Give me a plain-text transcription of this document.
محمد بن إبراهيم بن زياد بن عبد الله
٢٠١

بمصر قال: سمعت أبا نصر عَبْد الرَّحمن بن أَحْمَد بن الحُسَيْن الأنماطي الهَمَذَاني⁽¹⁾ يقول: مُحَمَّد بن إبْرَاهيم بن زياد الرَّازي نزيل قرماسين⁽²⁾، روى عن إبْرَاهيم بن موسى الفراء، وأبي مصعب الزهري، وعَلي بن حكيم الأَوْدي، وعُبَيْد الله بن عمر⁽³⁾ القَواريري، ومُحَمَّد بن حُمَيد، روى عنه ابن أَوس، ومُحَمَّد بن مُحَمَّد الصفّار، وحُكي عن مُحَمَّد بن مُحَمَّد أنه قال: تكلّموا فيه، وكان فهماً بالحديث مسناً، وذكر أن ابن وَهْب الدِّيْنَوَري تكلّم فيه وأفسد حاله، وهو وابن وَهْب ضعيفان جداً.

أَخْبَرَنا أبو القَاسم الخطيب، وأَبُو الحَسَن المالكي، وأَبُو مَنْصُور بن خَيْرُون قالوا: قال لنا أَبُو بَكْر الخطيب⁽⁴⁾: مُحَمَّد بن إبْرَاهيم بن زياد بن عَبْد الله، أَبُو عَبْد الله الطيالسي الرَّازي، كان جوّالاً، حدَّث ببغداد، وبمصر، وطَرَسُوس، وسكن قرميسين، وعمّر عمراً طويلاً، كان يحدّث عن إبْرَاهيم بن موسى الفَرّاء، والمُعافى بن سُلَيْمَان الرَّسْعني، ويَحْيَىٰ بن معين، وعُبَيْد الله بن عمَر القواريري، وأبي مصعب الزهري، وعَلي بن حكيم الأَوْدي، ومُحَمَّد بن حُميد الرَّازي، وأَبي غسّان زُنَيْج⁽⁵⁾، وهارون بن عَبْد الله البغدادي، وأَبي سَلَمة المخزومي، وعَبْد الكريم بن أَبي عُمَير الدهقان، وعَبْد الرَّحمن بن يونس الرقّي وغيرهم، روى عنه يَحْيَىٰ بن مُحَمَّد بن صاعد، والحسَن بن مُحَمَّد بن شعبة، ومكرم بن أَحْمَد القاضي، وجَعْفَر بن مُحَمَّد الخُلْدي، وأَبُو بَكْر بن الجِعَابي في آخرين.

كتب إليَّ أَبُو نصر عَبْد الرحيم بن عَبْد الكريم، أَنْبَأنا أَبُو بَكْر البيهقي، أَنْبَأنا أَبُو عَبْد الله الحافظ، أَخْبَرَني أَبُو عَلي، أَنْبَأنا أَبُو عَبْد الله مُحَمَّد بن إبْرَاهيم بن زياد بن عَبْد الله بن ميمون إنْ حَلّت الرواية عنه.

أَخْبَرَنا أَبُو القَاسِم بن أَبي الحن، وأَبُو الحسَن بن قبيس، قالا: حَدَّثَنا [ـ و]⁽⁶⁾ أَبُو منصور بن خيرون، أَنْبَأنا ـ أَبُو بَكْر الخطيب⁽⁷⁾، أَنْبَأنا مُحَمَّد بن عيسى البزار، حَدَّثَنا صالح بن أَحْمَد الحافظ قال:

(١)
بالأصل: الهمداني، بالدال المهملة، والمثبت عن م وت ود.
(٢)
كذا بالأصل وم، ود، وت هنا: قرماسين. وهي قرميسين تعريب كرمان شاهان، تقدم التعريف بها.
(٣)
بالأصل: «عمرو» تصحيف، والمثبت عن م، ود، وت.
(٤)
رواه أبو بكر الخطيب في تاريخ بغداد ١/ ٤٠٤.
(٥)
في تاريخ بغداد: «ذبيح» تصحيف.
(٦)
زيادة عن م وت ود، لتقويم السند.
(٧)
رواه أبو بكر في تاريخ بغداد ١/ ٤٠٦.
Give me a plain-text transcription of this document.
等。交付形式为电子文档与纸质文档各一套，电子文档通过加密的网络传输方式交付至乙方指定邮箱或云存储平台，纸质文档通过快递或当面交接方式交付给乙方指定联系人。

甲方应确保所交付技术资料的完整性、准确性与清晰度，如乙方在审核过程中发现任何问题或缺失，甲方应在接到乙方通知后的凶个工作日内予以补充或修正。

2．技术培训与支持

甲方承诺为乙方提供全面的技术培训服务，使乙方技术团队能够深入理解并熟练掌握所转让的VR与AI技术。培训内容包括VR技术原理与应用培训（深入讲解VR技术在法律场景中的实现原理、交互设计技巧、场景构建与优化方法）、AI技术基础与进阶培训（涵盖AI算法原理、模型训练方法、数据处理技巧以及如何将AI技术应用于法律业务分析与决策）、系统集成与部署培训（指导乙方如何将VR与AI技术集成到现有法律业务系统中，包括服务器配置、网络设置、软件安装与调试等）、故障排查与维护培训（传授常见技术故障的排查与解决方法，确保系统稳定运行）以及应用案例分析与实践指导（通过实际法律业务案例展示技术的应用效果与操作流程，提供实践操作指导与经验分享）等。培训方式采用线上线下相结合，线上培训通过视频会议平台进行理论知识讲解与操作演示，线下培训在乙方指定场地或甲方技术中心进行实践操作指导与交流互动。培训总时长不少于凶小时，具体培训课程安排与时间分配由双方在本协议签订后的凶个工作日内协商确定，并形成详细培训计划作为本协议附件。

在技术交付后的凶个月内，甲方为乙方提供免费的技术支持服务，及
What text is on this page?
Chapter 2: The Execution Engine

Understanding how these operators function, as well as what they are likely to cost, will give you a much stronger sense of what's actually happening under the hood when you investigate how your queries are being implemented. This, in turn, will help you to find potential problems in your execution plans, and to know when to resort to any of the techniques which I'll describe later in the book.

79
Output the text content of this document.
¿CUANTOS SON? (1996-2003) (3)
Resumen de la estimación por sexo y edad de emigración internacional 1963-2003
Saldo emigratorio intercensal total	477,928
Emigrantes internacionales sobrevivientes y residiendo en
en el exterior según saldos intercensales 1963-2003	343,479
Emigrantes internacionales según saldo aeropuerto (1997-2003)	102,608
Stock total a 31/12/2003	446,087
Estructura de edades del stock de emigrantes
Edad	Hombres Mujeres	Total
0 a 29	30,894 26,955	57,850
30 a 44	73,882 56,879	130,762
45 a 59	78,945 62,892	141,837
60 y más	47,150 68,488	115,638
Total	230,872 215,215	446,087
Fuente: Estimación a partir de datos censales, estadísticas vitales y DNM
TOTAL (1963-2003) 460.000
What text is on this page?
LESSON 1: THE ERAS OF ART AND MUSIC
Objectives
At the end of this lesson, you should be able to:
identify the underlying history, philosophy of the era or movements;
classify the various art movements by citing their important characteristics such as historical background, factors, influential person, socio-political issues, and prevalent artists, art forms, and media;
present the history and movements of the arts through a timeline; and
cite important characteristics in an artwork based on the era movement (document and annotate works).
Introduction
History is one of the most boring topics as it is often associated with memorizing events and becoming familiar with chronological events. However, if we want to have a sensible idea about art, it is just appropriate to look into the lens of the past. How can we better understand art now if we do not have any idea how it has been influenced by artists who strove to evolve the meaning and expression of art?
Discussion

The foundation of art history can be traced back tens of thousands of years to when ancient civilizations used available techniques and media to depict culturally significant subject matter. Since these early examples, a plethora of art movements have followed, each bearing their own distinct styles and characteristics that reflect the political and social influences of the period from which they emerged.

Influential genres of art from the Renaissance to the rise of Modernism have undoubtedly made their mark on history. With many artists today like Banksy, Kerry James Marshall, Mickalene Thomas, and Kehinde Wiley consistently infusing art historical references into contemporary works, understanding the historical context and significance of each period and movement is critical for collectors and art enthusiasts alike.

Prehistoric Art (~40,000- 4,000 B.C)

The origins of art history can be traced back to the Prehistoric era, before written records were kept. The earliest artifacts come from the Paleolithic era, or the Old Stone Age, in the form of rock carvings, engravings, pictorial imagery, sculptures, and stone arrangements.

━━━━━━━━━━

Work to do >> Within the data above, pick out all lines holding the word "movements".

Solution >>
identify the underlying history, philosophy of the era or movements;
classify the various art movements by citing their important characteristics such as historical background, factors, influential person, socio-political issues, and prevalent artists, art forms, and media;
present the history and movements of the arts through a timeline; and
The foundation of art history can be traced back tens of thousands of years to when ancient civilizations used available techniques and media to depict culturally significant subject matter. Since these early examples, a plethora of art movements have followed, each bearing their own distinct styles and characteristics that reflect the political and social influences of the period from which they emerged.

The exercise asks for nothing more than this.